(Figure data in JSON)
· · · ·

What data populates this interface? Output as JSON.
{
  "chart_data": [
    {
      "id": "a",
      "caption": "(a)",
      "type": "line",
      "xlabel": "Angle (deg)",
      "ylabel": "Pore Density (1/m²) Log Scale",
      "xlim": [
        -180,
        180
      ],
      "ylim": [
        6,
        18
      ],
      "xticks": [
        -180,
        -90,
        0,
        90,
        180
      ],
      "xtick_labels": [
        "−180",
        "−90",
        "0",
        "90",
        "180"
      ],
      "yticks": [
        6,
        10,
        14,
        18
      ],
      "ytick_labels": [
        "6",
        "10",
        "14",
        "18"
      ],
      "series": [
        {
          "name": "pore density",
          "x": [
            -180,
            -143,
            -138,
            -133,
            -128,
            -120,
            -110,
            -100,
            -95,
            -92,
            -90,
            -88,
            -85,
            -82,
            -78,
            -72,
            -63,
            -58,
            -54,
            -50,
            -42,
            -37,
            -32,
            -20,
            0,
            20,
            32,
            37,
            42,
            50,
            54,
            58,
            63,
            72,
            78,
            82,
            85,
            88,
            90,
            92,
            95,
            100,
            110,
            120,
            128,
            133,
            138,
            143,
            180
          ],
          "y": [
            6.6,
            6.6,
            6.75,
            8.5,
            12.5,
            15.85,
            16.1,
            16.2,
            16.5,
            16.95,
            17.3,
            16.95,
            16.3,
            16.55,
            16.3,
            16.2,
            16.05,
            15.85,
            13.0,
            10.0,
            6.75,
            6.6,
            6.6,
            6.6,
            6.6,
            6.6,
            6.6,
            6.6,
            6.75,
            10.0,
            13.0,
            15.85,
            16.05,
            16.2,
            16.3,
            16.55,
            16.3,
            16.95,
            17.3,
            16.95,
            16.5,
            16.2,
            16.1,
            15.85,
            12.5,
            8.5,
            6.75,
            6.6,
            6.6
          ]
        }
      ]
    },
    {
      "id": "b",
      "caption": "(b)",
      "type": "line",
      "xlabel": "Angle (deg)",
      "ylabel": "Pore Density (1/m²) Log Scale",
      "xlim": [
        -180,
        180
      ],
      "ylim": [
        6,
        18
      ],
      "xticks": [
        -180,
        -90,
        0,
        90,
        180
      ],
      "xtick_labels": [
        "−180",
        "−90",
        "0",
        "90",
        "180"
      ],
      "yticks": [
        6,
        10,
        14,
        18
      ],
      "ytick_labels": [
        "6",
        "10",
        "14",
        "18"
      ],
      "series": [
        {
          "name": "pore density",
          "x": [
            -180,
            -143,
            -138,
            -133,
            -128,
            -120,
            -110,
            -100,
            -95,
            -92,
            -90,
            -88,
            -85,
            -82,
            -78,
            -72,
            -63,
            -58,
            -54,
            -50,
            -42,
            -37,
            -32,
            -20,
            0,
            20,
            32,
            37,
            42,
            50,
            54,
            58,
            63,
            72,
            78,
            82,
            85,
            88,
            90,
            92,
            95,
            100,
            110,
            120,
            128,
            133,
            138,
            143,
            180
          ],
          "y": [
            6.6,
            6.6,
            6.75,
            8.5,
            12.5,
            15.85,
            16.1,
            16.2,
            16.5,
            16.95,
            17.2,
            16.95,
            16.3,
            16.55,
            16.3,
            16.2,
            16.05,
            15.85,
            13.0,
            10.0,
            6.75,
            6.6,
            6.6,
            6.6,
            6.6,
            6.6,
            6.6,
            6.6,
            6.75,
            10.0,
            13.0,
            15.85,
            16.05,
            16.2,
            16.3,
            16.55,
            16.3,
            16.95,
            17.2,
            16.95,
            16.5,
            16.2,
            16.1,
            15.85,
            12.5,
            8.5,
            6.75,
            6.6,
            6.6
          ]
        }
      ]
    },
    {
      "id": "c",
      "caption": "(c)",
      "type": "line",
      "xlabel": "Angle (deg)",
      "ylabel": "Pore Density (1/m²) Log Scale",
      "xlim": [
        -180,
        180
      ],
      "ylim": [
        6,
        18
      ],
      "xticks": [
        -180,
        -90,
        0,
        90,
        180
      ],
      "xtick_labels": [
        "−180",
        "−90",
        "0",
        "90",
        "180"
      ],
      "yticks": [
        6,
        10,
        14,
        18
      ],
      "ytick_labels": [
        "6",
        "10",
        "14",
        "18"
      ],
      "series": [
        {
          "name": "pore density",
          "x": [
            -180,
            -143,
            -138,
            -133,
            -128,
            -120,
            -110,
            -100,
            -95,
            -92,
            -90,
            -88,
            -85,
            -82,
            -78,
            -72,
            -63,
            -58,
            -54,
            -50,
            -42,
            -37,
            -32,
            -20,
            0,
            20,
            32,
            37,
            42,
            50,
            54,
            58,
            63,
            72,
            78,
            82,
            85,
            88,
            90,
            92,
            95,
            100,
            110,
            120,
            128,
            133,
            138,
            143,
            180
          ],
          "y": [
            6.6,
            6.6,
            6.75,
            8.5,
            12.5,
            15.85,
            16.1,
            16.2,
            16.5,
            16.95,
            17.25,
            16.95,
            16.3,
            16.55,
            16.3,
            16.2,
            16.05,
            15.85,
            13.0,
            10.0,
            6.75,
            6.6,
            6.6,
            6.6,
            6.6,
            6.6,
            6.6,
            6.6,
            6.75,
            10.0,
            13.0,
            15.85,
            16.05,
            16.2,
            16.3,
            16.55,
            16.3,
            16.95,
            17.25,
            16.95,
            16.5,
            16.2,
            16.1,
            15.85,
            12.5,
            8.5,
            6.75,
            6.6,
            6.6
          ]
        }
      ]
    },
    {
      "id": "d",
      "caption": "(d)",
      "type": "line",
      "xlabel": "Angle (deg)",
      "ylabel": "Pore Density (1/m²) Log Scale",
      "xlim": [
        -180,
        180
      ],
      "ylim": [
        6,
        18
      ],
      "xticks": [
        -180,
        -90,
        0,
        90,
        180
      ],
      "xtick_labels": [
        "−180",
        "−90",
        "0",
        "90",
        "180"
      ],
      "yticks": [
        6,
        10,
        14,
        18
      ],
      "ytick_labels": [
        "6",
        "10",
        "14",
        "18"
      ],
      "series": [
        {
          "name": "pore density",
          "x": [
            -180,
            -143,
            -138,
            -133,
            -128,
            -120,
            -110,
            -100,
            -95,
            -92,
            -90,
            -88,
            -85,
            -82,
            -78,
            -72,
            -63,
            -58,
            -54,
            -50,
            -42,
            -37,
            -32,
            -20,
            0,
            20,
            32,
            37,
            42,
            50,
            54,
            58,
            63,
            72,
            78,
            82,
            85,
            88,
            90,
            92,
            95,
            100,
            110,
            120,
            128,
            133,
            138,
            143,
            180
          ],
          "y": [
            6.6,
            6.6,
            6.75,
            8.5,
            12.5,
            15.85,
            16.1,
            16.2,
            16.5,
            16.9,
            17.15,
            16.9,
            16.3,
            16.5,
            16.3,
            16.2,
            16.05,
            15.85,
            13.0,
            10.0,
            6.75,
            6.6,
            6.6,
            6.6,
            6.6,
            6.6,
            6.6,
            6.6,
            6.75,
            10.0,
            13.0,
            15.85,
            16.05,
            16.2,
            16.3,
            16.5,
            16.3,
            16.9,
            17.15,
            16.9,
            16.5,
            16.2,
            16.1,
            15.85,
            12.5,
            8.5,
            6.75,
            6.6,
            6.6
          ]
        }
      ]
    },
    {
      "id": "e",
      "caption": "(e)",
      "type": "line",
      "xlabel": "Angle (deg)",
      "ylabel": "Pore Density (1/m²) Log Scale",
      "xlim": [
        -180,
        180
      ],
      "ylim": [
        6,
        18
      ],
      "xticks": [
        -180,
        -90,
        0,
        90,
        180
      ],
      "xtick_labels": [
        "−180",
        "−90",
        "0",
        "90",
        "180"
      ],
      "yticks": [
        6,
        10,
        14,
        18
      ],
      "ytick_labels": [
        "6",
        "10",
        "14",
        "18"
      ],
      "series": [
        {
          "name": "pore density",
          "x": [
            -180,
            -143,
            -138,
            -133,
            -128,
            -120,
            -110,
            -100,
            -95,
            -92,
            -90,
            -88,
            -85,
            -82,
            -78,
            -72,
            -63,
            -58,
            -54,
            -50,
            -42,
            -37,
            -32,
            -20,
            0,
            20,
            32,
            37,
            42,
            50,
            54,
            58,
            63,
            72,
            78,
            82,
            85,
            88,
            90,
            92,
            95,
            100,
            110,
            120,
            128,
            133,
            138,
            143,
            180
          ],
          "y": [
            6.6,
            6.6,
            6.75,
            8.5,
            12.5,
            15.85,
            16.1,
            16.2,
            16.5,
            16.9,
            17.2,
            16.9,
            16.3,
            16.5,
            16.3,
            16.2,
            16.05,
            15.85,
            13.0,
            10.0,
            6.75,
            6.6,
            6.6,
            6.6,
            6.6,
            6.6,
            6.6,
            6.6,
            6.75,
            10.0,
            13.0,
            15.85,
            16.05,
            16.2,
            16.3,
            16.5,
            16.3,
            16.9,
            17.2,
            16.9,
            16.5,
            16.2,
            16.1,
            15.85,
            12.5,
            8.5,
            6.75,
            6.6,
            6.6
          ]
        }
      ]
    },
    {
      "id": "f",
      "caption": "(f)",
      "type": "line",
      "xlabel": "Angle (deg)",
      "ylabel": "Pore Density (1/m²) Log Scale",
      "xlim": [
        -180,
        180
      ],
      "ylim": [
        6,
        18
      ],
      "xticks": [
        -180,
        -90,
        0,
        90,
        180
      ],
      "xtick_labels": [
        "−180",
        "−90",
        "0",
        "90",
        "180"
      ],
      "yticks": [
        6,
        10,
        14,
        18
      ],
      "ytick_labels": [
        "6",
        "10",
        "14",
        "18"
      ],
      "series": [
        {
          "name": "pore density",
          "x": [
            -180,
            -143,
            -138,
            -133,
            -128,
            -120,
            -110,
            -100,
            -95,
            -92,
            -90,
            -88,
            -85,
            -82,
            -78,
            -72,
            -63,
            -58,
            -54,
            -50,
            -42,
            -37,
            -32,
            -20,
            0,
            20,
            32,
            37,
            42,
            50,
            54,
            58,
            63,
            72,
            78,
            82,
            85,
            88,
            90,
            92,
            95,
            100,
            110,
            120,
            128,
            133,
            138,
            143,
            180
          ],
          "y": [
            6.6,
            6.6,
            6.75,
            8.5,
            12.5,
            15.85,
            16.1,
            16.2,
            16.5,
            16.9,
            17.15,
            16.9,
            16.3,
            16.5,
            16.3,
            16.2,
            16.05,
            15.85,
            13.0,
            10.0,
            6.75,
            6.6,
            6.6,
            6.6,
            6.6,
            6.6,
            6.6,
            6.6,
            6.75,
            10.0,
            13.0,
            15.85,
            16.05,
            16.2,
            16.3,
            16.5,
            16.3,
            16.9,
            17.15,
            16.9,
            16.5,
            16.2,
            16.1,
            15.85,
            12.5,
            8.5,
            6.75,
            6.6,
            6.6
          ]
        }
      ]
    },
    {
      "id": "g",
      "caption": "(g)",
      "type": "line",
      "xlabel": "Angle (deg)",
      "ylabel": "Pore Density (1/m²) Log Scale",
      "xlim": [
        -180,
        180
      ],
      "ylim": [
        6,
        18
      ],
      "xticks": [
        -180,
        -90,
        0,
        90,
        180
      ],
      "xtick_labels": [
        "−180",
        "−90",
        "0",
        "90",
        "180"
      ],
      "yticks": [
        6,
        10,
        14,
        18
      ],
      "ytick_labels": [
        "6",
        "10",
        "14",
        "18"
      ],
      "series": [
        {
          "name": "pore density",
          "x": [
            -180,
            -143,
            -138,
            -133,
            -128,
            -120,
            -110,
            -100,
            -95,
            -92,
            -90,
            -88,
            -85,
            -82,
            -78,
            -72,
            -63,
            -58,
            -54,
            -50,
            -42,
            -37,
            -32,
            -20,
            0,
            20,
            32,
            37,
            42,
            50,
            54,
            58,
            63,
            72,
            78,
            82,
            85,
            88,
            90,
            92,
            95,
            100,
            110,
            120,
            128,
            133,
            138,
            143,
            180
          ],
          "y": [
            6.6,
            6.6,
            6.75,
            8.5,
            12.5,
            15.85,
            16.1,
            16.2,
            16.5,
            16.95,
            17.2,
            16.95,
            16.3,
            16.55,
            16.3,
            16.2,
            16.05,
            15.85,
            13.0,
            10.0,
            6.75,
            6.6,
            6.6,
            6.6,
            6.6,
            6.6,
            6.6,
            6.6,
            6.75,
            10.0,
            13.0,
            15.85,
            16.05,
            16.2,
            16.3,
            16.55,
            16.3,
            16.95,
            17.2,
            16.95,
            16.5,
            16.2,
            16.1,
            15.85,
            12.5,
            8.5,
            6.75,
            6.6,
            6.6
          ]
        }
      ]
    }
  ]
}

· · · ·

* **THE REQUEST**: Look through the listing above. Pick out each line with "caption" and copy it.

* **RESULT FOR THIS EXERCISE**:
      "caption": "(a)",
      "caption": "(b)",
      "caption": "(c)",
      "caption": "(d)",
      "caption": "(e)",
      "caption": "(f)",
      "caption": "(g)",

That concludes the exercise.